• _What to do_
In the entries below, find the lines that contain the word "heading" and copy them.
* begin Provided records *
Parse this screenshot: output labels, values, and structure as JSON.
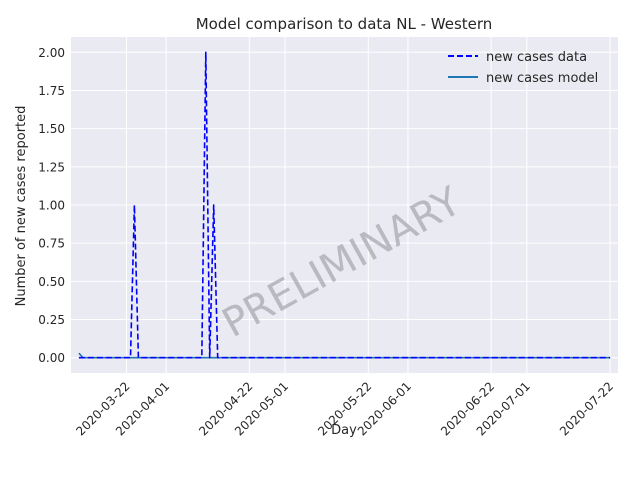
{
  "chart_data": {
    "type": "line",
    "title": "Model comparison to data NL - Western",
    "xlabel": "Day",
    "ylabel": "Number of new cases reported",
    "watermark": "PRELIMINARY",
    "x_range": [
      "2020-03-08",
      "2020-07-24"
    ],
    "y_range": [
      -0.1,
      2.1
    ],
    "grid": true,
    "legend_position": "top-right",
    "colors": {
      "background": "#eaeaf2",
      "grid": "#ffffff",
      "data_series": "#0000ff",
      "model_series": "#1f77b4",
      "watermark": "#a9a9b0"
    },
    "x_ticks": [
      "2020-03-22",
      "2020-04-01",
      "2020-04-22",
      "2020-05-01",
      "2020-05-22",
      "2020-06-01",
      "2020-06-22",
      "2020-07-01",
      "2020-07-22"
    ],
    "y_ticks": [
      "0.00",
      "0.25",
      "0.50",
      "0.75",
      "1.00",
      "1.25",
      "1.50",
      "1.75",
      "2.00"
    ],
    "series": [
      {
        "name": "new cases data",
        "style": "dashed",
        "points": [
          [
            "2020-03-10",
            0
          ],
          [
            "2020-03-23",
            0
          ],
          [
            "2020-03-24",
            1
          ],
          [
            "2020-03-25",
            0
          ],
          [
            "2020-04-10",
            0
          ],
          [
            "2020-04-11",
            2
          ],
          [
            "2020-04-12",
            0
          ],
          [
            "2020-04-13",
            1
          ],
          [
            "2020-04-14",
            0
          ],
          [
            "2020-07-22",
            0
          ]
        ]
      },
      {
        "name": "new cases model",
        "style": "solid",
        "points": [
          [
            "2020-03-10",
            0.03
          ],
          [
            "2020-03-11",
            0.0
          ],
          [
            "2020-07-22",
            0.0
          ]
        ]
      }
    ]
  }
}
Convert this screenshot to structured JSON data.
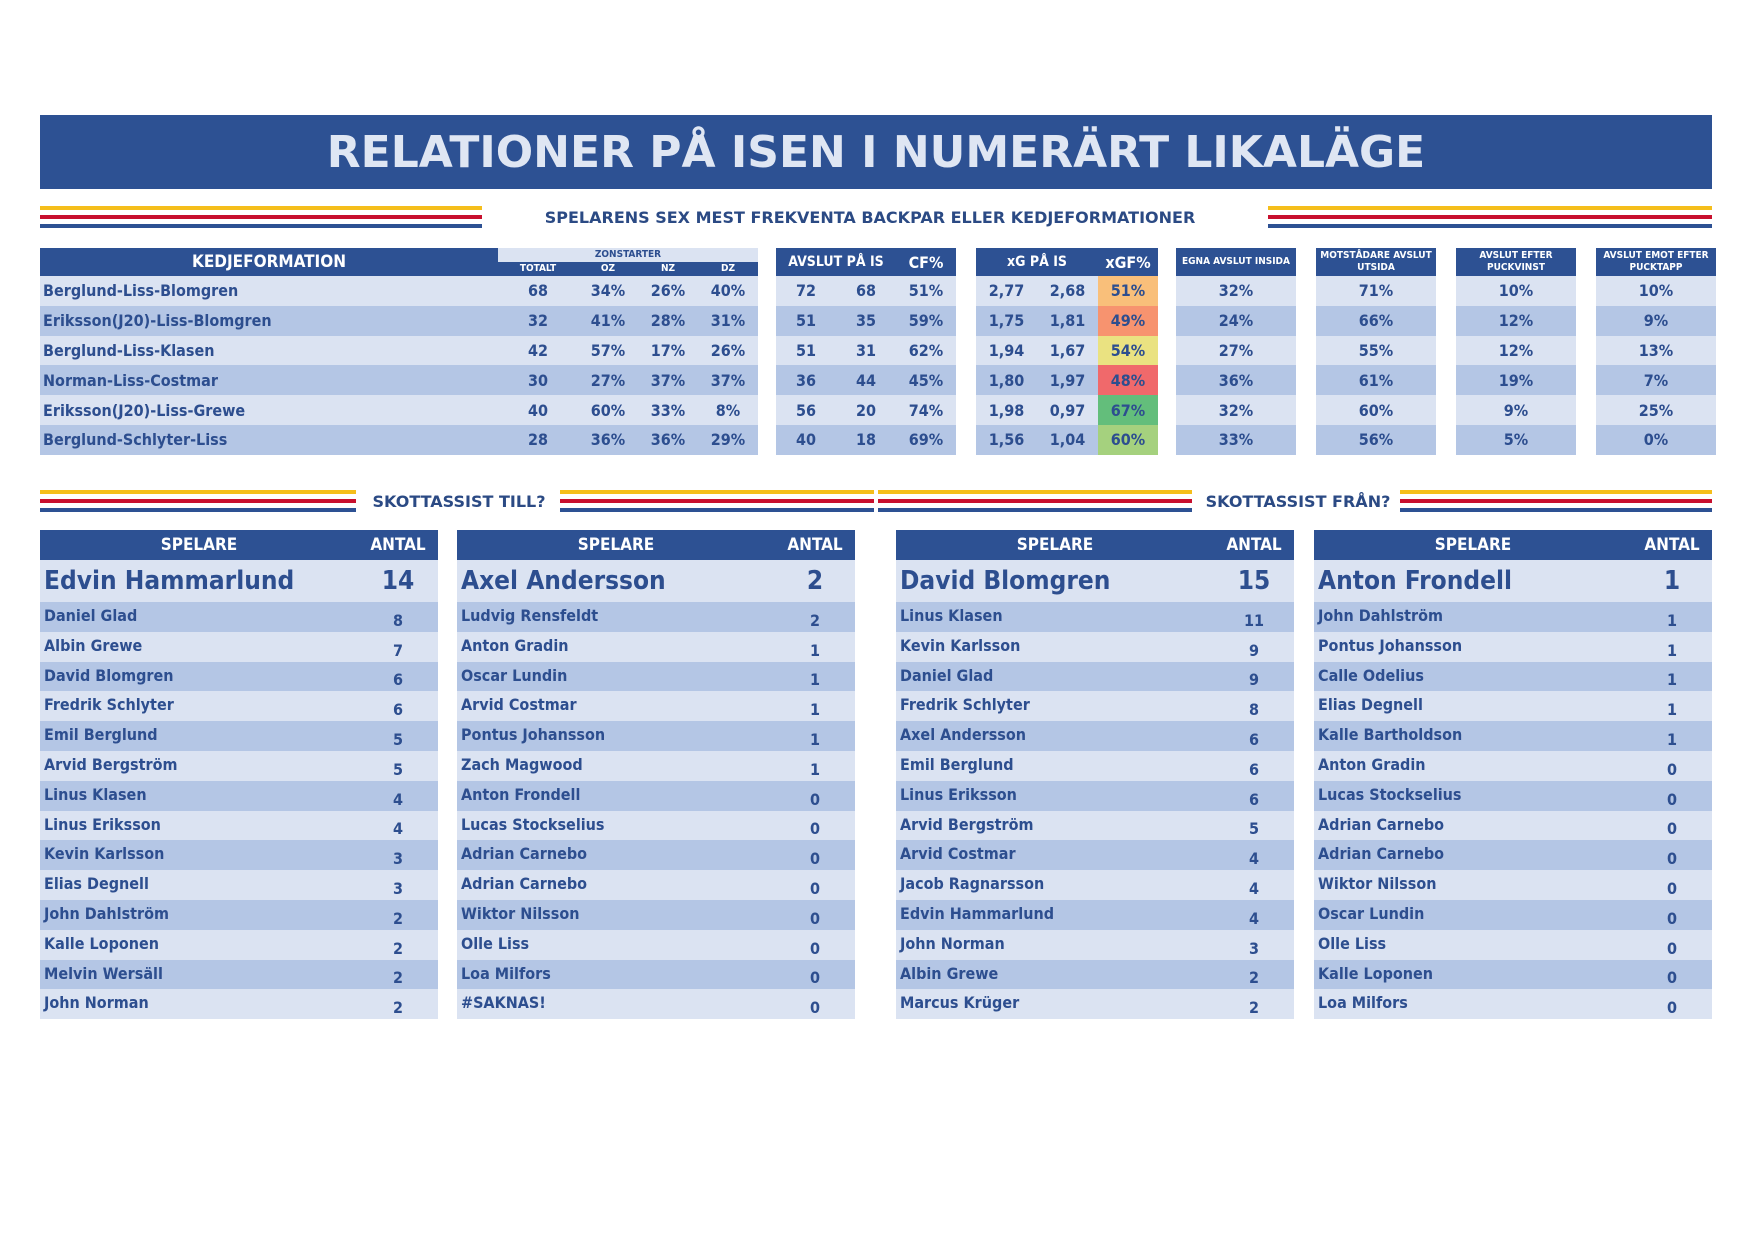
{
  "title": "RELATIONER PÅ ISEN I NUMERÄRT LIKALÄGE",
  "subtitle": "SPELARENS SEX MEST FREKVENTA BACKPAR ELLER KEDJEFORMATIONER",
  "colors": {
    "header_blue": "#2d5193",
    "row_light": "#dbe3f2",
    "row_dark": "#b4c6e5",
    "stripe_yellow": "#f5be1b",
    "stripe_red": "#c8102e"
  },
  "formation_table": {
    "headers": {
      "formation": "KEDJEFORMATION",
      "zonstarter": "ZONSTARTER",
      "totalt": "TOTALT",
      "oz": "OZ",
      "nz": "NZ",
      "dz": "DZ",
      "avslut": "AVSLUT PÅ IS",
      "cf": "CF%",
      "xg": "xG PÅ IS",
      "xgf": "xGF%",
      "egna_inside": "EGNA AVSLUT INSIDA",
      "mot_utsida": "MOTSTÅDARE AVSLUT UTSIDA",
      "efter_puckvinst": "AVSLUT EFTER PUCKVINST",
      "emot_pucktapp": "AVSLUT EMOT EFTER PUCKTAPP"
    },
    "rows": [
      {
        "name": "Berglund-Liss-Blomgren",
        "totalt": "68",
        "oz": "34%",
        "nz": "26%",
        "dz": "40%",
        "af": "72",
        "aa": "68",
        "cf": "51%",
        "xgf_v": "2,77",
        "xga_v": "2,68",
        "xgf": "51%",
        "xgf_color": "#f9bf7a",
        "egna": "32%",
        "mot": "71%",
        "vinst": "10%",
        "tapp": "10%"
      },
      {
        "name": "Eriksson(J20)-Liss-Blomgren",
        "totalt": "32",
        "oz": "41%",
        "nz": "28%",
        "dz": "31%",
        "af": "51",
        "aa": "35",
        "cf": "59%",
        "xgf_v": "1,75",
        "xga_v": "1,81",
        "xgf": "49%",
        "xgf_color": "#f7936f",
        "egna": "24%",
        "mot": "66%",
        "vinst": "12%",
        "tapp": "9%"
      },
      {
        "name": "Berglund-Liss-Klasen",
        "totalt": "42",
        "oz": "57%",
        "nz": "17%",
        "dz": "26%",
        "af": "51",
        "aa": "31",
        "cf": "62%",
        "xgf_v": "1,94",
        "xga_v": "1,67",
        "xgf": "54%",
        "xgf_color": "#eae281",
        "egna": "27%",
        "mot": "55%",
        "vinst": "12%",
        "tapp": "13%"
      },
      {
        "name": "Norman-Liss-Costmar",
        "totalt": "30",
        "oz": "27%",
        "nz": "37%",
        "dz": "37%",
        "af": "36",
        "aa": "44",
        "cf": "45%",
        "xgf_v": "1,80",
        "xga_v": "1,97",
        "xgf": "48%",
        "xgf_color": "#f0696b",
        "egna": "36%",
        "mot": "61%",
        "vinst": "19%",
        "tapp": "7%"
      },
      {
        "name": "Eriksson(J20)-Liss-Grewe",
        "totalt": "40",
        "oz": "60%",
        "nz": "33%",
        "dz": "8%",
        "af": "56",
        "aa": "20",
        "cf": "74%",
        "xgf_v": "1,98",
        "xga_v": "0,97",
        "xgf": "67%",
        "xgf_color": "#63be7b",
        "egna": "32%",
        "mot": "60%",
        "vinst": "9%",
        "tapp": "25%"
      },
      {
        "name": "Berglund-Schlyter-Liss",
        "totalt": "28",
        "oz": "36%",
        "nz": "36%",
        "dz": "29%",
        "af": "40",
        "aa": "18",
        "cf": "69%",
        "xgf_v": "1,56",
        "xga_v": "1,04",
        "xgf": "60%",
        "xgf_color": "#a5d17e",
        "egna": "33%",
        "mot": "56%",
        "vinst": "5%",
        "tapp": "0%"
      }
    ]
  },
  "assist_to": {
    "heading": "SKOTTASSIST TILL?",
    "col_player": "SPELARE",
    "col_count": "ANTAL",
    "left": [
      {
        "name": "Edvin Hammarlund",
        "count": "14"
      },
      {
        "name": "Daniel Glad",
        "count": "8"
      },
      {
        "name": "Albin Grewe",
        "count": "7"
      },
      {
        "name": "David Blomgren",
        "count": "6"
      },
      {
        "name": "Fredrik Schlyter",
        "count": "6"
      },
      {
        "name": "Emil Berglund",
        "count": "5"
      },
      {
        "name": "Arvid Bergström",
        "count": "5"
      },
      {
        "name": "Linus Klasen",
        "count": "4"
      },
      {
        "name": "Linus Eriksson",
        "count": "4"
      },
      {
        "name": "Kevin Karlsson",
        "count": "3"
      },
      {
        "name": "Elias Degnell",
        "count": "3"
      },
      {
        "name": "John Dahlström",
        "count": "2"
      },
      {
        "name": "Kalle Loponen",
        "count": "2"
      },
      {
        "name": "Melvin Wersäll",
        "count": "2"
      },
      {
        "name": "John Norman",
        "count": "2"
      }
    ],
    "right": [
      {
        "name": "Axel Andersson",
        "count": "2"
      },
      {
        "name": "Ludvig Rensfeldt",
        "count": "2"
      },
      {
        "name": "Anton Gradin",
        "count": "1"
      },
      {
        "name": "Oscar Lundin",
        "count": "1"
      },
      {
        "name": "Arvid Costmar",
        "count": "1"
      },
      {
        "name": "Pontus Johansson",
        "count": "1"
      },
      {
        "name": "Zach Magwood",
        "count": "1"
      },
      {
        "name": "Anton Frondell",
        "count": "0"
      },
      {
        "name": "Lucas Stockselius",
        "count": "0"
      },
      {
        "name": "Adrian Carnebo",
        "count": "0"
      },
      {
        "name": "Adrian Carnebo",
        "count": "0"
      },
      {
        "name": "Wiktor Nilsson",
        "count": "0"
      },
      {
        "name": "Olle Liss",
        "count": "0"
      },
      {
        "name": "Loa Milfors",
        "count": "0"
      },
      {
        "name": "#SAKNAS!",
        "count": "0"
      }
    ]
  },
  "assist_from": {
    "heading": "SKOTTASSIST FRÅN?",
    "col_player": "SPELARE",
    "col_count": "ANTAL",
    "left": [
      {
        "name": "David Blomgren",
        "count": "15"
      },
      {
        "name": "Linus Klasen",
        "count": "11"
      },
      {
        "name": "Kevin Karlsson",
        "count": "9"
      },
      {
        "name": "Daniel Glad",
        "count": "9"
      },
      {
        "name": "Fredrik Schlyter",
        "count": "8"
      },
      {
        "name": "Axel Andersson",
        "count": "6"
      },
      {
        "name": "Emil Berglund",
        "count": "6"
      },
      {
        "name": "Linus Eriksson",
        "count": "6"
      },
      {
        "name": "Arvid Bergström",
        "count": "5"
      },
      {
        "name": "Arvid Costmar",
        "count": "4"
      },
      {
        "name": "Jacob Ragnarsson",
        "count": "4"
      },
      {
        "name": "Edvin Hammarlund",
        "count": "4"
      },
      {
        "name": "John Norman",
        "count": "3"
      },
      {
        "name": "Albin Grewe",
        "count": "2"
      },
      {
        "name": "Marcus Krüger",
        "count": "2"
      }
    ],
    "right": [
      {
        "name": "Anton Frondell",
        "count": "1"
      },
      {
        "name": "John Dahlström",
        "count": "1"
      },
      {
        "name": "Pontus Johansson",
        "count": "1"
      },
      {
        "name": "Calle Odelius",
        "count": "1"
      },
      {
        "name": "Elias Degnell",
        "count": "1"
      },
      {
        "name": "Kalle Bartholdson",
        "count": "1"
      },
      {
        "name": "Anton Gradin",
        "count": "0"
      },
      {
        "name": "Lucas Stockselius",
        "count": "0"
      },
      {
        "name": "Adrian Carnebo",
        "count": "0"
      },
      {
        "name": "Adrian Carnebo",
        "count": "0"
      },
      {
        "name": "Wiktor Nilsson",
        "count": "0"
      },
      {
        "name": "Oscar Lundin",
        "count": "0"
      },
      {
        "name": "Olle Liss",
        "count": "0"
      },
      {
        "name": "Kalle Loponen",
        "count": "0"
      },
      {
        "name": "Loa Milfors",
        "count": "0"
      }
    ]
  }
}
* end Provided records *
• _Final result_
    "heading": "SKOTTASSIST TILL?",
    "heading": "SKOTTASSIST FRÅN?",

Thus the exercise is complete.